### Exercise aim
Print the listing below in its entirety, character for character.

Data entries
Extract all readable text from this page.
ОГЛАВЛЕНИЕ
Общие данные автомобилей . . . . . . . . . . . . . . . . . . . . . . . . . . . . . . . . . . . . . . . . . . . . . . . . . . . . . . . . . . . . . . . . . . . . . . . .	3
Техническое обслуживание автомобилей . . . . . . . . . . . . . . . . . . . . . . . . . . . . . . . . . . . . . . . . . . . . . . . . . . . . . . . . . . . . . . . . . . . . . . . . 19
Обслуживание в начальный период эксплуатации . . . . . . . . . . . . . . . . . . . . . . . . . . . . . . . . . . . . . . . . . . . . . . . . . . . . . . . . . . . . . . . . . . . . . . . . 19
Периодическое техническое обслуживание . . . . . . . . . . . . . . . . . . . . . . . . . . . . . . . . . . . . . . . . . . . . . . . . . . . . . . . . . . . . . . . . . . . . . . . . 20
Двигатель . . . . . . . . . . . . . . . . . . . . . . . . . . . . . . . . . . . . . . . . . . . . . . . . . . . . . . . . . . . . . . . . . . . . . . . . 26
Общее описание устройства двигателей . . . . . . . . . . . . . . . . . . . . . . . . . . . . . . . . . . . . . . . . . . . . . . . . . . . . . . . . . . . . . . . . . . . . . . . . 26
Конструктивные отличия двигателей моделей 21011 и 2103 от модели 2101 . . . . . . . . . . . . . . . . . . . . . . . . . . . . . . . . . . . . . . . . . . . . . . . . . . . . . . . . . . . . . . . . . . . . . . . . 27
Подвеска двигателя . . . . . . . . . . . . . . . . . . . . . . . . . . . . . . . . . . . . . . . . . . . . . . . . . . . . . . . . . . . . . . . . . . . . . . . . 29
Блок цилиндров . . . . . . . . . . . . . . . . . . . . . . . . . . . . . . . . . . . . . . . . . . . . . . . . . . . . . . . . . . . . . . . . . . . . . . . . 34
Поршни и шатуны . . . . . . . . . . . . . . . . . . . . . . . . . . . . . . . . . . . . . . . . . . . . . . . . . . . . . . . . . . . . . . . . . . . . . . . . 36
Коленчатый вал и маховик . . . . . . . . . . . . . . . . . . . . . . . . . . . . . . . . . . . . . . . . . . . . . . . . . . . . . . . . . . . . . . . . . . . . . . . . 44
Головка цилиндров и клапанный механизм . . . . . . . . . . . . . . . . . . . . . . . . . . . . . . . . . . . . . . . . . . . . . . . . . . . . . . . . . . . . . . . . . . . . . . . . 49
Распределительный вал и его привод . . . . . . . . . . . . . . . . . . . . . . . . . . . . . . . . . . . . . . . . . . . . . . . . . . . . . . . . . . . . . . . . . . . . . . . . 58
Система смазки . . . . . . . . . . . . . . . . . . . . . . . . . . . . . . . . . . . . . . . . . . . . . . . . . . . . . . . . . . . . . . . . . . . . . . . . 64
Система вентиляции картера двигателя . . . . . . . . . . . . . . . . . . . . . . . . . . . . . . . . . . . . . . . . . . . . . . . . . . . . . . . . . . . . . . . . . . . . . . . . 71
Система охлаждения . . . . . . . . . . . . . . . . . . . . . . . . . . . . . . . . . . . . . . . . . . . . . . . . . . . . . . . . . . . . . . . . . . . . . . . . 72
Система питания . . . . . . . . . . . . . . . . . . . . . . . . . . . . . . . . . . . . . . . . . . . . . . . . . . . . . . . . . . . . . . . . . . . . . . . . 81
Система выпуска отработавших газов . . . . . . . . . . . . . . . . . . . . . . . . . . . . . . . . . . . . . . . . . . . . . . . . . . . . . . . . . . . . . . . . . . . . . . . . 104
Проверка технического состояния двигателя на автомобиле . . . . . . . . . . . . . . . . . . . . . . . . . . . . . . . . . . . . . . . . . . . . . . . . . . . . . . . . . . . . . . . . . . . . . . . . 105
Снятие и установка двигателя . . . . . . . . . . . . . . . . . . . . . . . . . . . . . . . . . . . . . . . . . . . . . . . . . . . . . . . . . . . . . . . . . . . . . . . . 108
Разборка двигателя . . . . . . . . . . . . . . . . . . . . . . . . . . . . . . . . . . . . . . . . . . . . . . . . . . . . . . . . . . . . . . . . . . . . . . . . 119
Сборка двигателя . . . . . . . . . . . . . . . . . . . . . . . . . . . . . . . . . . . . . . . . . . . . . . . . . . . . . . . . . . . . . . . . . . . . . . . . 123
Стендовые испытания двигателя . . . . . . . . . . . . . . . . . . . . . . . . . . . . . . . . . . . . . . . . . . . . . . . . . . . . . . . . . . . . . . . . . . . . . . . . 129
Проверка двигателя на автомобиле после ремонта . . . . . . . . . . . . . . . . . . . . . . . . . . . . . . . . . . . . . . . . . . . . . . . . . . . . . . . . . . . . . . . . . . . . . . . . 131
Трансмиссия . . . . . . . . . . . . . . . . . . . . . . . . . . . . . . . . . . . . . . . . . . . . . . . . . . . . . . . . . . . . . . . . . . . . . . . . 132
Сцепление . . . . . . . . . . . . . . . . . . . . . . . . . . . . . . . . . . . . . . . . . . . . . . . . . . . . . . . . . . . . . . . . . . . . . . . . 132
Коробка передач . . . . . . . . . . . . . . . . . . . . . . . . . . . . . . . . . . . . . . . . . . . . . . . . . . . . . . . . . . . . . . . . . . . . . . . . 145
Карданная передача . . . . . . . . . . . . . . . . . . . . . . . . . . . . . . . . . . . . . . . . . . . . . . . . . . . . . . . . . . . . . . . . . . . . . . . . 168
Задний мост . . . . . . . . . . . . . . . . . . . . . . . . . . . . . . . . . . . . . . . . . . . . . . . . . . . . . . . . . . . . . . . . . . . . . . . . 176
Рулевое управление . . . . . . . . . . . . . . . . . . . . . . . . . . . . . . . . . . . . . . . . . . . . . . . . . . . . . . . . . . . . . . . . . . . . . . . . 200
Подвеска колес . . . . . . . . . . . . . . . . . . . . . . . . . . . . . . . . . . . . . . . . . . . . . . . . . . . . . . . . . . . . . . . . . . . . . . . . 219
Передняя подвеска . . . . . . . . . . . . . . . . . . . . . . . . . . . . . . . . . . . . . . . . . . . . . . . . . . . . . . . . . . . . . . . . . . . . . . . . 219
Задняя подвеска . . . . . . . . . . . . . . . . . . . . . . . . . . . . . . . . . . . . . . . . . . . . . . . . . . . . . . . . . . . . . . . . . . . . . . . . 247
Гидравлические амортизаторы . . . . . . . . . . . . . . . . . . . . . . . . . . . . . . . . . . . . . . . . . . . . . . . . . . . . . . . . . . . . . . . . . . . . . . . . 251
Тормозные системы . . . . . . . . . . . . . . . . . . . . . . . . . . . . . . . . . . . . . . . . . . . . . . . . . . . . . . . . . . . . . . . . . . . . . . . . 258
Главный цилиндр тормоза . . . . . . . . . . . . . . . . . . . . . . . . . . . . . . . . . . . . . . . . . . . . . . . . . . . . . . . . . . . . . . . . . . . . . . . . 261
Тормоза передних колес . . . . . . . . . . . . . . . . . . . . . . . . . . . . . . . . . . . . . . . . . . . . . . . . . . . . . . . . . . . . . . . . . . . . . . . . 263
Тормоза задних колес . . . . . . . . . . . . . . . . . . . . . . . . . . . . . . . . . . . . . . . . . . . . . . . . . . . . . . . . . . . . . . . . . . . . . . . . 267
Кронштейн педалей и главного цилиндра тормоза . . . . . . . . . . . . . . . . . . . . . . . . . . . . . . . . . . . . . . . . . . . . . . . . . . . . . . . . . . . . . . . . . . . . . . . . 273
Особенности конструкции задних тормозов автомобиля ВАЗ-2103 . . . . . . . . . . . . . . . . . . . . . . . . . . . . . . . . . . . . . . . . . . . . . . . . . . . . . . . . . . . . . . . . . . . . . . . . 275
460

### Result below
Extract all readable text from this page.
ОГЛАВЛЕНИЕ
Общие данные автомобилей . . . . . . . . . . . . . . . . . . . . . . . . . . . . . . . . . . . . . . . . . . . . . . . . . . . . . . . . . . . . . . . . . . . . . . . .	3
Техническое обслуживание автомобилей . . . . . . . . . . . . . . . . . . . . . . . . . . . . . . . . . . . . . . . . . . . . . . . . . . . . . . . . . . . . . . . . . . . . . . . . 19
Обслуживание в начальный период эксплуатации . . . . . . . . . . . . . . . . . . . . . . . . . . . . . . . . . . . . . . . . . . . . . . . . . . . . . . . . . . . . . . . . . . . . . . . . 19
Периодическое техническое обслуживание . . . . . . . . . . . . . . . . . . . . . . . . . . . . . . . . . . . . . . . . . . . . . . . . . . . . . . . . . . . . . . . . . . . . . . . . 20
Двигатель . . . . . . . . . . . . . . . . . . . . . . . . . . . . . . . . . . . . . . . . . . . . . . . . . . . . . . . . . . . . . . . . . . . . . . . . 26
Общее описание устройства двигателей . . . . . . . . . . . . . . . . . . . . . . . . . . . . . . . . . . . . . . . . . . . . . . . . . . . . . . . . . . . . . . . . . . . . . . . . 26
Конструктивные отличия двигателей моделей 21011 и 2103 от модели 2101 . . . . . . . . . . . . . . . . . . . . . . . . . . . . . . . . . . . . . . . . . . . . . . . . . . . . . . . . . . . . . . . . . . . . . . . . 27
Подвеска двигателя . . . . . . . . . . . . . . . . . . . . . . . . . . . . . . . . . . . . . . . . . . . . . . . . . . . . . . . . . . . . . . . . . . . . . . . . 29
Блок цилиндров . . . . . . . . . . . . . . . . . . . . . . . . . . . . . . . . . . . . . . . . . . . . . . . . . . . . . . . . . . . . . . . . . . . . . . . . 34
Поршни и шатуны . . . . . . . . . . . . . . . . . . . . . . . . . . . . . . . . . . . . . . . . . . . . . . . . . . . . . . . . . . . . . . . . . . . . . . . . 36
Коленчатый вал и маховик . . . . . . . . . . . . . . . . . . . . . . . . . . . . . . . . . . . . . . . . . . . . . . . . . . . . . . . . . . . . . . . . . . . . . . . . 44
Головка цилиндров и клапанный механизм . . . . . . . . . . . . . . . . . . . . . . . . . . . . . . . . . . . . . . . . . . . . . . . . . . . . . . . . . . . . . . . . . . . . . . . . 49
Распределительный вал и его привод . . . . . . . . . . . . . . . . . . . . . . . . . . . . . . . . . . . . . . . . . . . . . . . . . . . . . . . . . . . . . . . . . . . . . . . . 58
Система смазки . . . . . . . . . . . . . . . . . . . . . . . . . . . . . . . . . . . . . . . . . . . . . . . . . . . . . . . . . . . . . . . . . . . . . . . . 64
Система вентиляции картера двигателя . . . . . . . . . . . . . . . . . . . . . . . . . . . . . . . . . . . . . . . . . . . . . . . . . . . . . . . . . . . . . . . . . . . . . . . . 71
Система охлаждения . . . . . . . . . . . . . . . . . . . . . . . . . . . . . . . . . . . . . . . . . . . . . . . . . . . . . . . . . . . . . . . . . . . . . . . . 72
Система питания . . . . . . . . . . . . . . . . . . . . . . . . . . . . . . . . . . . . . . . . . . . . . . . . . . . . . . . . . . . . . . . . . . . . . . . . 81
Система выпуска отработавших газов . . . . . . . . . . . . . . . . . . . . . . . . . . . . . . . . . . . . . . . . . . . . . . . . . . . . . . . . . . . . . . . . . . . . . . . . 104
Проверка технического состояния двигателя на автомобиле . . . . . . . . . . . . . . . . . . . . . . . . . . . . . . . . . . . . . . . . . . . . . . . . . . . . . . . . . . . . . . . . . . . . . . . . 105
Снятие и установка двигателя . . . . . . . . . . . . . . . . . . . . . . . . . . . . . . . . . . . . . . . . . . . . . . . . . . . . . . . . . . . . . . . . . . . . . . . . 108
Разборка двигателя . . . . . . . . . . . . . . . . . . . . . . . . . . . . . . . . . . . . . . . . . . . . . . . . . . . . . . . . . . . . . . . . . . . . . . . . 119
Сборка двигателя . . . . . . . . . . . . . . . . . . . . . . . . . . . . . . . . . . . . . . . . . . . . . . . . . . . . . . . . . . . . . . . . . . . . . . . . 123
Стендовые испытания двигателя . . . . . . . . . . . . . . . . . . . . . . . . . . . . . . . . . . . . . . . . . . . . . . . . . . . . . . . . . . . . . . . . . . . . . . . . 129
Проверка двигателя на автомобиле после ремонта . . . . . . . . . . . . . . . . . . . . . . . . . . . . . . . . . . . . . . . . . . . . . . . . . . . . . . . . . . . . . . . . . . . . . . . . 131
Трансмиссия . . . . . . . . . . . . . . . . . . . . . . . . . . . . . . . . . . . . . . . . . . . . . . . . . . . . . . . . . . . . . . . . . . . . . . . . 132
Сцепление . . . . . . . . . . . . . . . . . . . . . . . . . . . . . . . . . . . . . . . . . . . . . . . . . . . . . . . . . . . . . . . . . . . . . . . . 132
Коробка передач . . . . . . . . . . . . . . . . . . . . . . . . . . . . . . . . . . . . . . . . . . . . . . . . . . . . . . . . . . . . . . . . . . . . . . . . 145
Карданная передача . . . . . . . . . . . . . . . . . . . . . . . . . . . . . . . . . . . . . . . . . . . . . . . . . . . . . . . . . . . . . . . . . . . . . . . . 168
Задний мост . . . . . . . . . . . . . . . . . . . . . . . . . . . . . . . . . . . . . . . . . . . . . . . . . . . . . . . . . . . . . . . . . . . . . . . . 176
Рулевое управление . . . . . . . . . . . . . . . . . . . . . . . . . . . . . . . . . . . . . . . . . . . . . . . . . . . . . . . . . . . . . . . . . . . . . . . . 200
Подвеска колес . . . . . . . . . . . . . . . . . . . . . . . . . . . . . . . . . . . . . . . . . . . . . . . . . . . . . . . . . . . . . . . . . . . . . . . . 219
Передняя подвеска . . . . . . . . . . . . . . . . . . . . . . . . . . . . . . . . . . . . . . . . . . . . . . . . . . . . . . . . . . . . . . . . . . . . . . . . 219
Задняя подвеска . . . . . . . . . . . . . . . . . . . . . . . . . . . . . . . . . . . . . . . . . . . . . . . . . . . . . . . . . . . . . . . . . . . . . . . . 247
Гидравлические амортизаторы . . . . . . . . . . . . . . . . . . . . . . . . . . . . . . . . . . . . . . . . . . . . . . . . . . . . . . . . . . . . . . . . . . . . . . . . 251
Тормозные системы . . . . . . . . . . . . . . . . . . . . . . . . . . . . . . . . . . . . . . . . . . . . . . . . . . . . . . . . . . . . . . . . . . . . . . . . 258
Главный цилиндр тормоза . . . . . . . . . . . . . . . . . . . . . . . . . . . . . . . . . . . . . . . . . . . . . . . . . . . . . . . . . . . . . . . . . . . . . . . . 261
Тормоза передних колес . . . . . . . . . . . . . . . . . . . . . . . . . . . . . . . . . . . . . . . . . . . . . . . . . . . . . . . . . . . . . . . . . . . . . . . . 263
Тормоза задних колес . . . . . . . . . . . . . . . . . . . . . . . . . . . . . . . . . . . . . . . . . . . . . . . . . . . . . . . . . . . . . . . . . . . . . . . . 267
Кронштейн педалей и главного цилиндра тормоза . . . . . . . . . . . . . . . . . . . . . . . . . . . . . . . . . . . . . . . . . . . . . . . . . . . . . . . . . . . . . . . . . . . . . . . . 273
Особенности конструкции задних тормозов автомобиля ВАЗ-2103 . . . . . . . . . . . . . . . . . . . . . . . . . . . . . . . . . . . . . . . . . . . . . . . . . . . . . . . . . . . . . . . . . . . . . . . . 275
460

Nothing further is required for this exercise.